REQUIREMENT:
Identify the lines that contain the string "false" and copy all of them.

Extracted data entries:
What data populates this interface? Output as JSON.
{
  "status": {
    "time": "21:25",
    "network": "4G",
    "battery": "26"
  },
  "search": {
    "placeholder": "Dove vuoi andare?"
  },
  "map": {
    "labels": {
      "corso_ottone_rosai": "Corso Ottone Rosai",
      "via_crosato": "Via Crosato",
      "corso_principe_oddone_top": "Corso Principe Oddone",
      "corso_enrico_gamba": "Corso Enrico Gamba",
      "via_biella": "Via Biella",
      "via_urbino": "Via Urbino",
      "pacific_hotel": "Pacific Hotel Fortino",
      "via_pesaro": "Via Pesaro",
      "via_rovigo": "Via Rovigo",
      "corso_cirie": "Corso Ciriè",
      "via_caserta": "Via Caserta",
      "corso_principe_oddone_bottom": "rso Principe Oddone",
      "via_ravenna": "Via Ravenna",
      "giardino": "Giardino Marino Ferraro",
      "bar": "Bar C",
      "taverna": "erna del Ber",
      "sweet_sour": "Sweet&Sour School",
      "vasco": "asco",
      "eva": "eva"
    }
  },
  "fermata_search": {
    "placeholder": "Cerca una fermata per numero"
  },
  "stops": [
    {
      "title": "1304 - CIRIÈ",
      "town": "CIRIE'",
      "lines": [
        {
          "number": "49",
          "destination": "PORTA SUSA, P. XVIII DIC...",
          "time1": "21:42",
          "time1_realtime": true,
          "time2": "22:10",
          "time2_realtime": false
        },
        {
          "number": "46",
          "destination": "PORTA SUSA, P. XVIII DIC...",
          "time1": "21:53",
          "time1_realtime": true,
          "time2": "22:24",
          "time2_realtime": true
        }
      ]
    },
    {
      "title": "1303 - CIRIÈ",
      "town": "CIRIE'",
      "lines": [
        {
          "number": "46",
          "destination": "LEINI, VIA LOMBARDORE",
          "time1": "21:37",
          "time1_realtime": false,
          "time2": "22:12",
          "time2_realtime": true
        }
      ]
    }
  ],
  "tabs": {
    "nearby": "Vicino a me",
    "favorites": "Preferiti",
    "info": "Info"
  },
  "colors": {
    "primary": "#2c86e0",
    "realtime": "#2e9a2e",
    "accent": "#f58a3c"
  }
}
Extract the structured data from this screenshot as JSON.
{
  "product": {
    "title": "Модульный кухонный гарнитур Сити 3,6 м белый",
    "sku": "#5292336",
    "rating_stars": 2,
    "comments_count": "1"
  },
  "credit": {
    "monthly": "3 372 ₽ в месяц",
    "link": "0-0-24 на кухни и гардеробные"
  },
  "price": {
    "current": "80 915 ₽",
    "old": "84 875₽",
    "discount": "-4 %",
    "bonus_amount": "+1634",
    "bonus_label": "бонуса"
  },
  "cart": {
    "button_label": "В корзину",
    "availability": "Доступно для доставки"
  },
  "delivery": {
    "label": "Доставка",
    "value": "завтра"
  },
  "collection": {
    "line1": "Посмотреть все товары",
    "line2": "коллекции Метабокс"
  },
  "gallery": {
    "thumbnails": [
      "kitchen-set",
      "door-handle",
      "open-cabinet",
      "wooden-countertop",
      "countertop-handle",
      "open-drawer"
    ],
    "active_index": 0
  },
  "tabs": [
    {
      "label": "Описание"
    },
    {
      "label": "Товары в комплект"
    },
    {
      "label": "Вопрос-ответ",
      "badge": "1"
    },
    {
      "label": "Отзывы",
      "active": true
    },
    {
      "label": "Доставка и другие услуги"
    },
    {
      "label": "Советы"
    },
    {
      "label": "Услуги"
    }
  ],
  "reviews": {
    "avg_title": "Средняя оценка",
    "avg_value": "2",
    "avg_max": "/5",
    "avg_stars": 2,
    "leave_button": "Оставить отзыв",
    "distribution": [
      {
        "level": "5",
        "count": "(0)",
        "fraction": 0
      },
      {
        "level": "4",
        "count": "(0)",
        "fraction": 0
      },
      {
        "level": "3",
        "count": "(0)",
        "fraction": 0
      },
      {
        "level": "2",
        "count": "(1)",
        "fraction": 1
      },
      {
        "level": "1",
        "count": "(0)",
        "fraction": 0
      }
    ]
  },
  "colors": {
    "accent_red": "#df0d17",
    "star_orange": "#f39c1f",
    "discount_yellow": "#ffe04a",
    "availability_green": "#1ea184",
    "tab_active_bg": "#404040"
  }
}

RESPONSE TO THE EXERCISE:
          "time2_realtime": false
          "time1_realtime": false,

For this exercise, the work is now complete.